▶ _AIM_: Filter these entries, keeping only lines that hold the word "եօլու".

┄┄┄┄┄┄┄┄┄┄

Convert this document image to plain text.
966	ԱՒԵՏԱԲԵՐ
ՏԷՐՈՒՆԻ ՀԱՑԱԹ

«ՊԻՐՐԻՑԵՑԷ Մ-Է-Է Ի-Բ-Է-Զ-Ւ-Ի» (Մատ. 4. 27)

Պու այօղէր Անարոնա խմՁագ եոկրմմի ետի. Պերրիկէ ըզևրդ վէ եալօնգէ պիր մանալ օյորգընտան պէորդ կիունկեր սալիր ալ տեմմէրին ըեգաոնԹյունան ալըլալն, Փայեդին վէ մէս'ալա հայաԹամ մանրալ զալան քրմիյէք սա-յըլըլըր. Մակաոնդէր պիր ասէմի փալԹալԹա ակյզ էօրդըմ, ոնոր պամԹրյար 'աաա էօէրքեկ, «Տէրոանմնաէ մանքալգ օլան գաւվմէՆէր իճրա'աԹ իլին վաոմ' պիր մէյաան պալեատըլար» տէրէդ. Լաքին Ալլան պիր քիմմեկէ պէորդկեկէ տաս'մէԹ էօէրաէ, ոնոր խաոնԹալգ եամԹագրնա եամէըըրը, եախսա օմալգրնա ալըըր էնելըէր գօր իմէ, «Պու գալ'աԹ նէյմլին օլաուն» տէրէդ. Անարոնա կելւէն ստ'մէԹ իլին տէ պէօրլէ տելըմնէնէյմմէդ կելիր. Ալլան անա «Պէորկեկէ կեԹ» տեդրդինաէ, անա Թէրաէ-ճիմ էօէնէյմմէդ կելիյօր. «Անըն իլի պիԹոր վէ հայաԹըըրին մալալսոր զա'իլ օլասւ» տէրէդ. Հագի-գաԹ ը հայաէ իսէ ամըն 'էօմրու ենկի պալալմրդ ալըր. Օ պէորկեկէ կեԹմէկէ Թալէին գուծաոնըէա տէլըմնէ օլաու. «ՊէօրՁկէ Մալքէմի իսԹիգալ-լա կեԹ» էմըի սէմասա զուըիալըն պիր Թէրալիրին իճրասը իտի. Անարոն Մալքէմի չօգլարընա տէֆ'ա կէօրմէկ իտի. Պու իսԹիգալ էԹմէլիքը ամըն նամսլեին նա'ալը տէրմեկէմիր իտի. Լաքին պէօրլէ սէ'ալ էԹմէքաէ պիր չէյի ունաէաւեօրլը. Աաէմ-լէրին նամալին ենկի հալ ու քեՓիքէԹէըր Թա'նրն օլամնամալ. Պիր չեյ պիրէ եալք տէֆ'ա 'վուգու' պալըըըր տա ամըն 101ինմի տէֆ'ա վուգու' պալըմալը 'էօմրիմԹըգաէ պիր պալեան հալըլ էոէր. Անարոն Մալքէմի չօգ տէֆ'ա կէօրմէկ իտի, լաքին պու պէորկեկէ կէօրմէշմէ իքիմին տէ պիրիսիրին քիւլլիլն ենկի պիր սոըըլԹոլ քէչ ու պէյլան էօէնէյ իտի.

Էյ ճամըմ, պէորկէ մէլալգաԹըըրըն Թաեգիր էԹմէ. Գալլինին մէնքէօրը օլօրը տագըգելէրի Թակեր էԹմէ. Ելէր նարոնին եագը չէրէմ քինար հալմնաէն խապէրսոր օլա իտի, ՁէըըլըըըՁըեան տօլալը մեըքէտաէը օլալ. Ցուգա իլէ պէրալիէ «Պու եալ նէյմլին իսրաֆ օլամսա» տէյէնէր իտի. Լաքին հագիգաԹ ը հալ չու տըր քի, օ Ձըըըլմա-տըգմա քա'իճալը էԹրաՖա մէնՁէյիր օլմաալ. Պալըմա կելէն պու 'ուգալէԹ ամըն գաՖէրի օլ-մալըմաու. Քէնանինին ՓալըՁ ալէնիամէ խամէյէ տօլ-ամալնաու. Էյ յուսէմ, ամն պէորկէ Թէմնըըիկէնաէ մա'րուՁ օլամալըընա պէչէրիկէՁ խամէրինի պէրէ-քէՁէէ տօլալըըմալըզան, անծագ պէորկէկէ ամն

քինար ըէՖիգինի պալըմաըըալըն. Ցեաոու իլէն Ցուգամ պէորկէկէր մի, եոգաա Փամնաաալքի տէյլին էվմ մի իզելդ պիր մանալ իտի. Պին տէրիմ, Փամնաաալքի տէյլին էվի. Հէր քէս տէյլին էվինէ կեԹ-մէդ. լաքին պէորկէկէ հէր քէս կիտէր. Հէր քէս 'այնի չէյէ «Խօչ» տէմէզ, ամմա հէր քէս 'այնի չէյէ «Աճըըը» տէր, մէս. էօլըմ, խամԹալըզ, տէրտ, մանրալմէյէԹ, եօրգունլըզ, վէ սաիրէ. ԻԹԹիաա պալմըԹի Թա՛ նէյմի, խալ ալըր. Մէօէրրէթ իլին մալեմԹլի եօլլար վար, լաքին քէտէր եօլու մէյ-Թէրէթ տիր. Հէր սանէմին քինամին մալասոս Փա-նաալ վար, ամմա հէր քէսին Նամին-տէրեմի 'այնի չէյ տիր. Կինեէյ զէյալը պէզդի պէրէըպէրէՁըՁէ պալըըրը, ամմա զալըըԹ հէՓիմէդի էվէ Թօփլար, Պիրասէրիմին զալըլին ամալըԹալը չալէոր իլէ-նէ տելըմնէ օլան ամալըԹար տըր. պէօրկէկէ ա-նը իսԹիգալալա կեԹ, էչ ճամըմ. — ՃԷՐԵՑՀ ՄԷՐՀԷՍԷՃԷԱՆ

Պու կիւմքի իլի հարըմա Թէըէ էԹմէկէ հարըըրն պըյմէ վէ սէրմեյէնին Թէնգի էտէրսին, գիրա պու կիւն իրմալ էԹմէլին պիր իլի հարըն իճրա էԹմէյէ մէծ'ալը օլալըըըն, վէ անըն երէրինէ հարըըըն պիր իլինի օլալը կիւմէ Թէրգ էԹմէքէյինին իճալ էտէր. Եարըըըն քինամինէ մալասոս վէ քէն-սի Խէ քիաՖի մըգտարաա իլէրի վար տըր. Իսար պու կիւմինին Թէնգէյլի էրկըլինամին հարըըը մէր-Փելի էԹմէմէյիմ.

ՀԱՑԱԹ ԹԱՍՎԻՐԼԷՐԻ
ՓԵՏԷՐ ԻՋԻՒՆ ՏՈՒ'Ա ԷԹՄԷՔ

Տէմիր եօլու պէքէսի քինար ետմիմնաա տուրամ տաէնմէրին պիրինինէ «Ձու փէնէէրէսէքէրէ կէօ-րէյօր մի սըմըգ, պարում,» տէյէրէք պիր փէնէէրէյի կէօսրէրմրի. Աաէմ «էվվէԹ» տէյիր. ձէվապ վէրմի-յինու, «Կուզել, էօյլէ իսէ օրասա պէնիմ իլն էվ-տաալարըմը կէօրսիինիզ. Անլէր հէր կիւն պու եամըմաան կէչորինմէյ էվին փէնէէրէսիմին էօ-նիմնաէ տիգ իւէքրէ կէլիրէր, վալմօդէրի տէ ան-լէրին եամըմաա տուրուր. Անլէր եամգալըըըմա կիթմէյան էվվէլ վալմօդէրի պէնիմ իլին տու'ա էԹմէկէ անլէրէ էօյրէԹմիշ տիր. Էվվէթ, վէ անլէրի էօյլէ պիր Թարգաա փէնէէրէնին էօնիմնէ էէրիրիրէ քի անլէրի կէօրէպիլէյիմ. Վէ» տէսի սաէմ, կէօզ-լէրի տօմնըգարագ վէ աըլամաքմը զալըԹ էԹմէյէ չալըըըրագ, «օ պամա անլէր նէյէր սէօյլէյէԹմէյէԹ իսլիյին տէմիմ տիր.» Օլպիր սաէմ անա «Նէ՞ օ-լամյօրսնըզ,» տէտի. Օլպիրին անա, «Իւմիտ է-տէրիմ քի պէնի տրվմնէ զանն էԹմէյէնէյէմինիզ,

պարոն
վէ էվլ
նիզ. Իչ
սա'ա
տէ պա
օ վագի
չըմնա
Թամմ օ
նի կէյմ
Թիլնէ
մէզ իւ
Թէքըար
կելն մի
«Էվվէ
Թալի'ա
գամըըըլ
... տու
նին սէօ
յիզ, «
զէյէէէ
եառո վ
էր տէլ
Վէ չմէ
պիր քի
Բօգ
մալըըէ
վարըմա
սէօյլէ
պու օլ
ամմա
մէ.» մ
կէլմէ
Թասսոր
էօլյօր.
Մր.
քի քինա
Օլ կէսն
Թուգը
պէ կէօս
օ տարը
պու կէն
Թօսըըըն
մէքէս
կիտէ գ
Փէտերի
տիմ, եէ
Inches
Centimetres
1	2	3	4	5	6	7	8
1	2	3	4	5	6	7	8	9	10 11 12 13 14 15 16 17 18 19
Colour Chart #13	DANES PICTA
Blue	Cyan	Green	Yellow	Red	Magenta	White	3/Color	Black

┄┄┄┄┄┄┄┄┄┄

▶ _FINAL RESULT_:
քինար ըէՖիգինի պալըմաըըալըն. Ցեաոու իլէն Ցուգամ պէորկէկէր մի, եոգաա Փամնաաալքի տէյլին էվմ մի իզելդ պիր մանալ իտի. Պին տէրիմ, Փամնաաալքի տէյլին էվի. Հէր քէս տէյլին էվինէ կեԹ-մէդ. լաքին պէորկէկէ հէր քէս կիտէր. Հէր քէս 'այնի չէյէ «Խօչ» տէմէզ, ամմա հէր քէս 'այնի չէյէ «Աճըըը» տէր, մէս. էօլըմ, խամԹալըզ, տէրտ, մանրալմէյէԹ, եօրգունլըզ, վէ սաիրէ. ԻԹԹիաա պալմըԹի Թա՛ նէյմի, խալ ալըր. Մէօէրրէթ իլին մալեմԹլի եօլլար վար, լաքին քէտէր եօլու մէյ-Թէրէթ տիր. Հէր սանէմին քինամին մալասոս Փա-նաալ վար, ամմա հէր քէսին Նամին-տէրեմի 'այնի չէյ տիր. Կինեէյ զէյալը պէզդի պէրէըպէրէՁըՁէ պալըըրը, ամմա զալըըԹ հէՓիմէդի էվէ Թօփլար, Պիրասէրիմին զալըլին ամալըԹալը չալէոր իլէ-նէ տելըմնէ օլան ամալըԹար տըր. պէօրկէկէ ա-նը իսԹիգալալա կեԹ, էչ ճամըմ. — ՃԷՐԵՑՀ ՄԷՐՀԷՍԷՃԷԱՆ
Տէմիր եօլու պէքէսի քինար ետմիմնաա տուրամ տաէնմէրին պիրինինէ «Ձու փէնէէրէսէքէրէ կէօ-րէյօր մի սըմըգ, պարում,» տէյէրէք պիր փէնէէրէյի կէօսրէրմրի. Աաէմ «էվվէԹ» տէյիր. ձէվապ վէրմի-յինու, «Կուզել, էօյլէ իսէ օրասա պէնիմ իլն էվ-տաալարըմը կէօրսիինիզ. Անլէր հէր կիւն պու եամըմաան կէչորինմէյ էվին փէնէէրէսիմին էօ-նիմնաէ տիգ իւէքրէ կէլիրէր, վալմօդէրի տէ ան-լէրին եամըմաա տուրուր. Անլէր եամգալըըըմա կիթմէյան էվվէլ վալմօդէրի պէնիմ իլին տու'ա էԹմէկէ անլէրէ էօյրէԹմիշ տիր. Էվվէթ, վէ անլէրի էօյլէ պիր Թարգաա փէնէէրէնին էօնիմնէ էէրիրիրէ քի անլէրի կէօրէպիլէյիմ. Վէ» տէսի սաէմ, կէօզ-լէրի տօմնըգարագ վէ աըլամաքմը զալըԹ էԹմէյէ չալըըըրագ, «օ պամա անլէր նէյէր սէօյլէյէԹմէյէԹ իսլիյին տէմիմ տիր.» Օլպիր սաէմ անա «Նէ՞ օ-լամյօրսնըզ,» տէտի. Օլպիրին անա, «Իւմիտ է-տէրիմ քի պէնի տրվմնէ զանն էԹմէյէնէյէմինիզ,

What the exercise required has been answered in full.